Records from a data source
==========

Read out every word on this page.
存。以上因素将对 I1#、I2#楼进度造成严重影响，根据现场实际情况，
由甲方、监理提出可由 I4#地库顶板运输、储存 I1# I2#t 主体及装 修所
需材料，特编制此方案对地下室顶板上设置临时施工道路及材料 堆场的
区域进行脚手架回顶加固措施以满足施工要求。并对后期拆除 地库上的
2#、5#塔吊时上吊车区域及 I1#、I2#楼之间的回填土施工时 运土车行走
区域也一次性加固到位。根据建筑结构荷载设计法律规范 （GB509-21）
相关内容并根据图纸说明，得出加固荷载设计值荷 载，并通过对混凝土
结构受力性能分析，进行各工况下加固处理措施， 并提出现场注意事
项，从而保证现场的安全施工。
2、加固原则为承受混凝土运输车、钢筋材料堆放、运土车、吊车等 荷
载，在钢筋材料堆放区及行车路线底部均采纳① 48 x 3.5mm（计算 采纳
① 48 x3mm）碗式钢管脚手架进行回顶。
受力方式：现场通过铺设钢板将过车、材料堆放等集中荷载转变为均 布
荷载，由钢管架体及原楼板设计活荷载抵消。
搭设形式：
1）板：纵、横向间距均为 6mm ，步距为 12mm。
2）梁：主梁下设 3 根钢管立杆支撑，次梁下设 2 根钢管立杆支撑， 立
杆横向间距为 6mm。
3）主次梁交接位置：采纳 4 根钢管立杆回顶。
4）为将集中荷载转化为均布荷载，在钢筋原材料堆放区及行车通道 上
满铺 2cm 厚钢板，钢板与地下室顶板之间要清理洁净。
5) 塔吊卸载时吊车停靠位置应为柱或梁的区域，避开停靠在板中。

==========

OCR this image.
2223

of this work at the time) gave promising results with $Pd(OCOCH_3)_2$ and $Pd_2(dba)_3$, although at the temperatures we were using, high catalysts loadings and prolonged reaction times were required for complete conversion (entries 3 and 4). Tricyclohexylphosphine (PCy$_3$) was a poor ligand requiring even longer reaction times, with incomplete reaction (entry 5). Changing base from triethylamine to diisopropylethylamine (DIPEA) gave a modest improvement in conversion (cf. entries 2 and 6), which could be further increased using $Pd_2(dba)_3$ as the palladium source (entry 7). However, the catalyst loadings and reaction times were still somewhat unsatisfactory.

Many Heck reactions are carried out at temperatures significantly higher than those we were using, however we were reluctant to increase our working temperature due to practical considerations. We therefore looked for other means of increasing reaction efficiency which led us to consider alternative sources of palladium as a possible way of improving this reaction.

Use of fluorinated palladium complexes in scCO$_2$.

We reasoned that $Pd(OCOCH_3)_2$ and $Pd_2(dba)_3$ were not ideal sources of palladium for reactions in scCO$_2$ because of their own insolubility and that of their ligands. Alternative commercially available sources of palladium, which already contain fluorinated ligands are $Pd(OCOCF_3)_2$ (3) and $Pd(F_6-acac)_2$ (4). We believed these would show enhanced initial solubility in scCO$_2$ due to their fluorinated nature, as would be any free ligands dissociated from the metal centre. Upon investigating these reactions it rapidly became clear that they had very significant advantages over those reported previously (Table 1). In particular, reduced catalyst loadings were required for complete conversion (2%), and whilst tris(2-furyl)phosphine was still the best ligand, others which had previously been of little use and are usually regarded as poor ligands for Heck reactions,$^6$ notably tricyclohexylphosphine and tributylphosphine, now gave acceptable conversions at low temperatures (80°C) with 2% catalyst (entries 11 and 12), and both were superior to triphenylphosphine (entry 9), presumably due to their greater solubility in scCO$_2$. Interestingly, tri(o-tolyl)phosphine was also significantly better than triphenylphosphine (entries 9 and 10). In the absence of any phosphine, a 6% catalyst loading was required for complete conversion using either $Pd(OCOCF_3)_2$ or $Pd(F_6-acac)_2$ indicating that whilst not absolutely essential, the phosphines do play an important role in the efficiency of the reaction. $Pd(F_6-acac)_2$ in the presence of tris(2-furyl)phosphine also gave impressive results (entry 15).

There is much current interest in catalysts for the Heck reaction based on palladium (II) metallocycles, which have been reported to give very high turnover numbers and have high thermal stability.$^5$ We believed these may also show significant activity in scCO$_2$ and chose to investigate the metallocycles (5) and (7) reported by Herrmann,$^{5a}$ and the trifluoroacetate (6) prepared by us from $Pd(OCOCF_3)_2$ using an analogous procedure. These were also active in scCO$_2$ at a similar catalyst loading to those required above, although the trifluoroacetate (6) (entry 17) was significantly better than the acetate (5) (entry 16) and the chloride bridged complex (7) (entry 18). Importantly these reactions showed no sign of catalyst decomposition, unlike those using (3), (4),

==========

_Required task_. Read the entries and select each line where the word "this" is found.

_Solution_.
Read out every word on this page.
OCR this image.
of this work at the time) gave promising results with $Pd(OCOCH_3)_2$ and $Pd_2(dba)_3$, although at the temperatures we were using, high catalysts loadings and prolonged reaction times were required for complete conversion (entries 3 and 4). Tricyclohexylphosphine (PCy$_3$) was a poor ligand requiring even longer reaction times, with incomplete reaction (entry 5). Changing base from triethylamine to diisopropylethylamine (DIPEA) gave a modest improvement in conversion (cf. entries 2 and 6), which could be further increased using $Pd_2(dba)_3$ as the palladium source (entry 7). However, the catalyst loadings and reaction times were still somewhat unsatisfactory.
Many Heck reactions are carried out at temperatures significantly higher than those we were using, however we were reluctant to increase our working temperature due to practical considerations. We therefore looked for other means of increasing reaction efficiency which led us to consider alternative sources of palladium as a possible way of improving this reaction.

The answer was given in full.